#### Text block

Running Kafka in Production: Consumer Groups, Lag, DLQs, and Hard Lessons

Getting a Kafka pipeline to work takes an afternoon. The producer sends, the consumer receives, the demo dazzles. Getting one to keep working at 3am when a downstream API starts timing out, a deploy triggers a rebalance, and one malformed message wedges an entire partition — that takes scars. I've collected a few. This is the operational Kafka the getting-started guides skip: the consumer-group behavior that surprises everyone, why consumer lag is the single metric I trust most, how to build dead-letter queues that don't quietly lose data, and what "exactly-once" actually buys you. None of it is about how Kafka works internally; it's about what bites you when you operate it.

Consumer groups: the part everyone gets wrong first

The thing to understand before anything else: a partition is consumed by exactly one consumer within a group at a time. That single rule explains most production behavior. Your unit of parallelism is the partition, full stop. If a topic has 12 partitions, you can usefully run up to 12 consumer instances in a group — each owns a slice of the partitions. Add a 13th and it sits idle, owning nothing, because there's no spare partition to give it.

########
#### Information provided

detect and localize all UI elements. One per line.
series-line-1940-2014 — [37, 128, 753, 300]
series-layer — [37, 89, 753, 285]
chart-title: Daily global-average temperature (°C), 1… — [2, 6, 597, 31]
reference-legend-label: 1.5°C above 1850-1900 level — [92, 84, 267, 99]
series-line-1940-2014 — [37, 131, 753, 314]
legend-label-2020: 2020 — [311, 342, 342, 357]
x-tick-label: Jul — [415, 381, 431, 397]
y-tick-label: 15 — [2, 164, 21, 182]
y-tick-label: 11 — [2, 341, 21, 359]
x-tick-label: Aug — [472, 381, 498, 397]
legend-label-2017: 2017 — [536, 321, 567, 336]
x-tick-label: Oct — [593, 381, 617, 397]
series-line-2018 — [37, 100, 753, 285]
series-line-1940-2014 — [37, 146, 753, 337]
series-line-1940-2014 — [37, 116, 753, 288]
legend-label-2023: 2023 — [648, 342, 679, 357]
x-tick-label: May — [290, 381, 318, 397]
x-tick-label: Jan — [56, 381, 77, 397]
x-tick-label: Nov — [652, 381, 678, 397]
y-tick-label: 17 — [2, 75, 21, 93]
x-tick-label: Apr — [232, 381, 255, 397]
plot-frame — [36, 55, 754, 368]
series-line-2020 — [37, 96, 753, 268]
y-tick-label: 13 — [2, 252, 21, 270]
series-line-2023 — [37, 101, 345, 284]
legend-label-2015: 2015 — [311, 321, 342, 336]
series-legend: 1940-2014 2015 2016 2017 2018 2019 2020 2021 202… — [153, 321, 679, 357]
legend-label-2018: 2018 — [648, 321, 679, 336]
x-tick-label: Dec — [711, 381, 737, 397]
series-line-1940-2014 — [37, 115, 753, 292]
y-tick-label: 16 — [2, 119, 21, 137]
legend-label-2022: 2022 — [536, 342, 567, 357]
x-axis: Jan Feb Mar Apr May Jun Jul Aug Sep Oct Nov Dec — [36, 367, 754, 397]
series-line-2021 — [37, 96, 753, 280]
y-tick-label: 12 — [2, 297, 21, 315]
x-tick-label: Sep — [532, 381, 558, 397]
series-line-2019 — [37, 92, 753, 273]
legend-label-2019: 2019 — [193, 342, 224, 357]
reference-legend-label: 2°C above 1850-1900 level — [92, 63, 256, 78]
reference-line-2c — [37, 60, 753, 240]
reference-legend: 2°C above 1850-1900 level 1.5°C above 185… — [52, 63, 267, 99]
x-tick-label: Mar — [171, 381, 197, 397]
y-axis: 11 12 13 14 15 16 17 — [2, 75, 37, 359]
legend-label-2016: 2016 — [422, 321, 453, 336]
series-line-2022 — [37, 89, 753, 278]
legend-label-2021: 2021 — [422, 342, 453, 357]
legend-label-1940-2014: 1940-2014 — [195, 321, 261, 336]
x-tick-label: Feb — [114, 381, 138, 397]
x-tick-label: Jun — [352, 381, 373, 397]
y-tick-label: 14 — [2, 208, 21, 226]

########

What to work on =>
1) Answer these from the Kafka article:
(a) How long does it take to get a Kafka pipeline to work?
(b) Within a group, how many consumers consume a partition at a time?
(c) If a topic has 12 partitions, what happens to a 13th consumer instance added to the group?
2) Translate this sentence from the Kafka article into Spanish: "Your unit of parallelism is the partition, full stop."
3) Reproduce the part of the Kafka article that opens with the words containing "Consumer groups: the" and closes with "to give it.".

Solutions to the tasks =>
1)
(a) An afternoon.
(b) Exactly one.
(c) It sits idle and owns nothing, because there's no spare partition to give it.

2) Tu unidad de paralelismo es la partición, y punto.

3)
Consumer groups: the part everyone gets wrong first

The thing to understand before anything else: a partition is consumed by exactly one consumer within a group at a time. That single rule explains most production behavior. Your unit of parallelism is the partition, full stop. If a topic has 12 partitions, you can usefully run up to 12 consumer instances in a group — each owns a slice of the partitions. Add a 13th and it sits idle, owning nothing, because there's no spare partition to give it.